KUTIPAN HALAMAN:
━━━━━━━━━━
PENGUMUMAN
HARI PAHLAWAN

Upacara Hari Pahlawan “Satukan Langkah Untuk Negeri”

Unimed – Upacara peringatan hari pahlawan tahun 2016 di kampus hijau Unimed berjalan dengan sukses dan khidmat. Seluruh pimpinan universitas tampak hadir. Semua pimpinan Unimed dari Wakil Rektor, Dekan, Direktur PPs, Senat Universitas, Wakil Dekan, Asisten Direktur, Ketua Lembaga/Unit, dosen, dan mahasiswa dilingkungan Unimed mengikuti upacara yang berlangsung di Lapangan Serbaguna Unimed, Kamis (10/11/2016). Acara dimulai tepat pukul 08.00 WIB. Wakil Rektor I Prof. Dr. Abdul Hamid K, M.Pd bertindak sebagai inspektur upacara.
━━━━━━━━━━
TUGAS YANG DIMINTA: Tuliskan lanjutan berita upacara Hari Pahlawan di Unimed, dimulai setelah kalimat terakhirnya. Catatan sesudah ini sama sekali tidak digunakan.

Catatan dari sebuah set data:
━━━━━━━━━━
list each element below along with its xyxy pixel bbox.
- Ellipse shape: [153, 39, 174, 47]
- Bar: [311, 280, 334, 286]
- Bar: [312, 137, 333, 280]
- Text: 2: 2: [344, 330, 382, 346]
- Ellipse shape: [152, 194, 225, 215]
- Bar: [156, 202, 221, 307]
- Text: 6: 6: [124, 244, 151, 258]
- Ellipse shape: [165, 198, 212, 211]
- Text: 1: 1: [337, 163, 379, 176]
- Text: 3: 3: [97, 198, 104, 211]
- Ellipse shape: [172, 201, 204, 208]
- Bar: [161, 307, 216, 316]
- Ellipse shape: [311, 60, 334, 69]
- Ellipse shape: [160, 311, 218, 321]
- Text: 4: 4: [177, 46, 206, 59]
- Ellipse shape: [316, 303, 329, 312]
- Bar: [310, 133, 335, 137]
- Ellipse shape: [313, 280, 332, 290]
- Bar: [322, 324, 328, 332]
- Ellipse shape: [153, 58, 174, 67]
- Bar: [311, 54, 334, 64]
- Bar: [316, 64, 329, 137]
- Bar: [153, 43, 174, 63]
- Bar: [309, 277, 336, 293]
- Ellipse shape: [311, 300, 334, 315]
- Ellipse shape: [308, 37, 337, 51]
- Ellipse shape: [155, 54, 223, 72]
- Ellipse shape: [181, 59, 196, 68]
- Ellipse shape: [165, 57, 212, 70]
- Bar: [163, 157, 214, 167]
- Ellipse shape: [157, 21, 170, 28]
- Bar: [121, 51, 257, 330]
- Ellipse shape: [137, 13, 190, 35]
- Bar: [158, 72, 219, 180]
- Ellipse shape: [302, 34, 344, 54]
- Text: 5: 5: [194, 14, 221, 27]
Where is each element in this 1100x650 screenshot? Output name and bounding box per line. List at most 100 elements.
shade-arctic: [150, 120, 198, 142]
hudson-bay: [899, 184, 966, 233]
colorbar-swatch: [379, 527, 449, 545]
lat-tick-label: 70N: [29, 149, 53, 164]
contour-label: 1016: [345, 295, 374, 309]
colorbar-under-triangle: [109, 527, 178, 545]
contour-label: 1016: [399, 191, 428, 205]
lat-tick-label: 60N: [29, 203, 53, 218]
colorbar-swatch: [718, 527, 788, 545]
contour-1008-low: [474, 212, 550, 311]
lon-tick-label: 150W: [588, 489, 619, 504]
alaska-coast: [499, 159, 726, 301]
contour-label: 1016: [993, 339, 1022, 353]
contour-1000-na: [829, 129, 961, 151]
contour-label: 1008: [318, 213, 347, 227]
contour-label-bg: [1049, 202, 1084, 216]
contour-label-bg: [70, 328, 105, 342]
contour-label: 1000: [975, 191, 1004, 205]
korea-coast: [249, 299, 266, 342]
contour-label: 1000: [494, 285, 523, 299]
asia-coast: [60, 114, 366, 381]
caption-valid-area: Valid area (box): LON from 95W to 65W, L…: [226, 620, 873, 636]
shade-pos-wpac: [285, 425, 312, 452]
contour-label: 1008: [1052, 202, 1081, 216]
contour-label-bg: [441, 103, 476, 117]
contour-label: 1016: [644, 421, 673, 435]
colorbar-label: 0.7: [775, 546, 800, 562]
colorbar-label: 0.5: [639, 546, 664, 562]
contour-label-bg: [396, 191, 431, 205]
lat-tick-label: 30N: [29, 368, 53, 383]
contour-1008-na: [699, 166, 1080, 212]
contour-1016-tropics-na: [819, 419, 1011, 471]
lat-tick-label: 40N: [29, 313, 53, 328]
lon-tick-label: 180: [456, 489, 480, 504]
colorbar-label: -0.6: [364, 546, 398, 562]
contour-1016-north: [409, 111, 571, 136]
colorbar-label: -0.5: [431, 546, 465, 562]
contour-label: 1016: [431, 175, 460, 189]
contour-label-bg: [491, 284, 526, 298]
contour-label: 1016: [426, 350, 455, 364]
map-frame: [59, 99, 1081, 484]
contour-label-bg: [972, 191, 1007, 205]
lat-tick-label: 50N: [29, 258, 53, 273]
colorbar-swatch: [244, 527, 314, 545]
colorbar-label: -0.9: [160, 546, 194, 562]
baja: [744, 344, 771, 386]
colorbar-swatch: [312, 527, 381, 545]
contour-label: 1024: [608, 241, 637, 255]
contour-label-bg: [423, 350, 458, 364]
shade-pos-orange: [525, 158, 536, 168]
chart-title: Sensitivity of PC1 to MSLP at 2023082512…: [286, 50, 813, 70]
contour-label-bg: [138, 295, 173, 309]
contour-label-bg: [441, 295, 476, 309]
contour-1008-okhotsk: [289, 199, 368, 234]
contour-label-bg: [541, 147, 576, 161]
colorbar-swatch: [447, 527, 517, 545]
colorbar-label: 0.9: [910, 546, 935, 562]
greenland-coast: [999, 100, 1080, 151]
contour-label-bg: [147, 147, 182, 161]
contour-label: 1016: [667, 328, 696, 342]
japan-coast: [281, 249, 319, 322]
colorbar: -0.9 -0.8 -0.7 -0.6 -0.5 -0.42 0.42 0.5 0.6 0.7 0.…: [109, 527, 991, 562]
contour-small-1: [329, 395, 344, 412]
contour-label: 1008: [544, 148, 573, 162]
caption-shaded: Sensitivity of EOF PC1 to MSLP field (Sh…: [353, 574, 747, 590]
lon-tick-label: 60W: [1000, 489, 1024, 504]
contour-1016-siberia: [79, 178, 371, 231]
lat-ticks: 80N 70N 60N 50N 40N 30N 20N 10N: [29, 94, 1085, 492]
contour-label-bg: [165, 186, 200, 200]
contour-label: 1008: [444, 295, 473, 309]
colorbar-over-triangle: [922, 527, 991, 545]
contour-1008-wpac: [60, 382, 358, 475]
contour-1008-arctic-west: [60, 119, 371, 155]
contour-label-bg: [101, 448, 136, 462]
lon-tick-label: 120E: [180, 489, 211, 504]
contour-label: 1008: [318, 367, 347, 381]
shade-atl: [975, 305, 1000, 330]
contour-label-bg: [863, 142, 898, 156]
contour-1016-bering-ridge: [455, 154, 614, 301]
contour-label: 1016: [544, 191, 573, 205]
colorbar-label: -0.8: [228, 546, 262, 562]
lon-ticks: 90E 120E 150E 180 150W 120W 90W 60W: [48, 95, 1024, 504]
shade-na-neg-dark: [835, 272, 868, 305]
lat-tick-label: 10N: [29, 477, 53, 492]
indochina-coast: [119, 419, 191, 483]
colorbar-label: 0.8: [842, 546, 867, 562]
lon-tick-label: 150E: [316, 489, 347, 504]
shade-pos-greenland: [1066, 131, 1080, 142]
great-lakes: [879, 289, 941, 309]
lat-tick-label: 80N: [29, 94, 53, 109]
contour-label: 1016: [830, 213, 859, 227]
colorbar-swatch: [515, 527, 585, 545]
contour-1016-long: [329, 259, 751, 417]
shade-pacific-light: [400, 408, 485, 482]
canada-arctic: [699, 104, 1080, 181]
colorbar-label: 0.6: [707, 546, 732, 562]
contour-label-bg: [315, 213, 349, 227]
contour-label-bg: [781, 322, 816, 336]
━━━━━━━━━━
RUANG JAWABAN:
Prof. Abdul Hamid K, membacakan amanat Menteri Sosial Khofifah Indar Parawansa, mengatakan Peringatan Hari Pahlawan diharapkan dapat sebagai momen reflektif untuk memberi makna atas pengorbanan para pahlawan kusuma bangsa, dengan menyalakan jiwa kepahlawanan dalam perjuangan mengisi kemerdekaan. Peringatan yang didasarkan pada peristiwa “pertempuran 10 november 1945” di Surabaya, sebagai pertempuran pertama dan terbesar antara pasukan Indonesia dengan pasukan asing setelah proklamasi kemerdekaan 17 agustus 1945, dengan memakan korban jiwa yang sangat besar. Peristiwa tersebut memberi kita pelajaran moral bahwa warisan terbaik para pahlawan bangsa bukanlah “politik ketakutan”, melainkan “politik harapan”. Bahwa seberat apapun tantangan yang dihadapi dan keterbatasan yang ada, tidak akan menyusurkan semangat perjuangan.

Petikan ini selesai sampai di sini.